[LISTING start]

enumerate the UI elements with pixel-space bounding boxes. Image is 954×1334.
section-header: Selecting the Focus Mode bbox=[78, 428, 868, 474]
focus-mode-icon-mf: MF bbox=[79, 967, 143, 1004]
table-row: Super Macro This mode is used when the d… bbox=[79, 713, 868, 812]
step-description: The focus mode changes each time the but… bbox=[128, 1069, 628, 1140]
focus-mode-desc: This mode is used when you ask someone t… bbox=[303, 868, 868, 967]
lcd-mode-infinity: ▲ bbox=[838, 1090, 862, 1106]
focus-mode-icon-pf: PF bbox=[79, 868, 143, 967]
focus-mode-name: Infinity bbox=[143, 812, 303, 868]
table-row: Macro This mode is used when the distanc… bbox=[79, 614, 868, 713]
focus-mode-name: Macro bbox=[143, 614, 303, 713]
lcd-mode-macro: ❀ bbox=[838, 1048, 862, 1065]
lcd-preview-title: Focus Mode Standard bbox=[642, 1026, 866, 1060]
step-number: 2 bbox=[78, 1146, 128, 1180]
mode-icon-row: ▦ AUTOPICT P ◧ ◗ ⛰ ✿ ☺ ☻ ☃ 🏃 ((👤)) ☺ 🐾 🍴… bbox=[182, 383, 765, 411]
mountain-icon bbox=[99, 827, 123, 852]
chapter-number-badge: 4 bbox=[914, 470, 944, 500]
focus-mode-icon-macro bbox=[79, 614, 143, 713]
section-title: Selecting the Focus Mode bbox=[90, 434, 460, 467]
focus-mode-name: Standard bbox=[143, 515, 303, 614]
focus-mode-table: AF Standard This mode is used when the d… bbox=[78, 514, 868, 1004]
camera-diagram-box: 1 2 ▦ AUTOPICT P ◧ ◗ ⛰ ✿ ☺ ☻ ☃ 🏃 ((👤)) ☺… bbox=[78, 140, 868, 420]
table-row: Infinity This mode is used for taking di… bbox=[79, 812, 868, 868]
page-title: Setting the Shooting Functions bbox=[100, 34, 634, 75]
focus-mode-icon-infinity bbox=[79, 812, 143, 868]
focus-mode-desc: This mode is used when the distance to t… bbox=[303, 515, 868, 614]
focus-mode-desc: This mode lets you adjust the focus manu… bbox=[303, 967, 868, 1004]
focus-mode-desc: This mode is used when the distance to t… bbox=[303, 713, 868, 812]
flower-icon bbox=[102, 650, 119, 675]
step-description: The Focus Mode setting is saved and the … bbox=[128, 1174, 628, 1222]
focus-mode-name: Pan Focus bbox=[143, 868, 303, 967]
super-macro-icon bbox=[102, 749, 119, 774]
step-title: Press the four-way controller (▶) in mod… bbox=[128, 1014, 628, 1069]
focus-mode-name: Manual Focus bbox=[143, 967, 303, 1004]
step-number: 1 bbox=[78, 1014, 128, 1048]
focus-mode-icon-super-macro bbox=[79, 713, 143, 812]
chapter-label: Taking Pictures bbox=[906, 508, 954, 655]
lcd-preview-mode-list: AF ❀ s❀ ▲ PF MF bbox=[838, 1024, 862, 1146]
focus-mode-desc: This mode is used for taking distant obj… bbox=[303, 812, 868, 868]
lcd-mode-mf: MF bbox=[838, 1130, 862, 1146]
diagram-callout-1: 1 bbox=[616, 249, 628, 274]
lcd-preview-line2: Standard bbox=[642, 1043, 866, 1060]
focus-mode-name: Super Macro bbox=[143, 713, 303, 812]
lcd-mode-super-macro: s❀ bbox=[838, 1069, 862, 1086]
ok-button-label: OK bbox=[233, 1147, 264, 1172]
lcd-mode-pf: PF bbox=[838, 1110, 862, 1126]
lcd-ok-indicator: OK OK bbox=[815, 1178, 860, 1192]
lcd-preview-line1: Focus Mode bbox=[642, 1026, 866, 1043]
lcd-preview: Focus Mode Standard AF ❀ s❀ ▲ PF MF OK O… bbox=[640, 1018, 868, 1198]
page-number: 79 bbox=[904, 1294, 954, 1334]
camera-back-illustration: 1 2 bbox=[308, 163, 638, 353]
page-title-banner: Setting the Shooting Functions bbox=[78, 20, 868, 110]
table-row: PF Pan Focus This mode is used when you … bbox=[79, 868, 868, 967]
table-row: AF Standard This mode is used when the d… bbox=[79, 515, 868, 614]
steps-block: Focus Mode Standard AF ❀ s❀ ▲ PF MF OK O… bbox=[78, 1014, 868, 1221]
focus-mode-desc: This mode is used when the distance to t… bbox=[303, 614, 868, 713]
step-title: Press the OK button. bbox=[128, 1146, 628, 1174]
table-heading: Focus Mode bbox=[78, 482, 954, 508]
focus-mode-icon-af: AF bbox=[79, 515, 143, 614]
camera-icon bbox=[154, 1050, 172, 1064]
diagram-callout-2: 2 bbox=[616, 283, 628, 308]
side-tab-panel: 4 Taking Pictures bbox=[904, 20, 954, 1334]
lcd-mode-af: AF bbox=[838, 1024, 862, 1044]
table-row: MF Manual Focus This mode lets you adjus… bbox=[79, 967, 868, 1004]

[LISTING end]

**WORK TO DO:** Update the stretch of the listing from its start through the line containing "table-row: Super Macro", replacing "Focus Mode" with "Focus Setting" and leaving everything else unchanged.

**TASK OUTPUT:**
enumerate the UI elements with pixel-space bounding boxes. Image is 954×1334.
section-header: Selecting the Focus Setting bbox=[78, 428, 868, 474]
focus-mode-icon-mf: MF bbox=[79, 967, 143, 1004]
table-row: Super Macro This mode is used when the d… bbox=[79, 713, 868, 812]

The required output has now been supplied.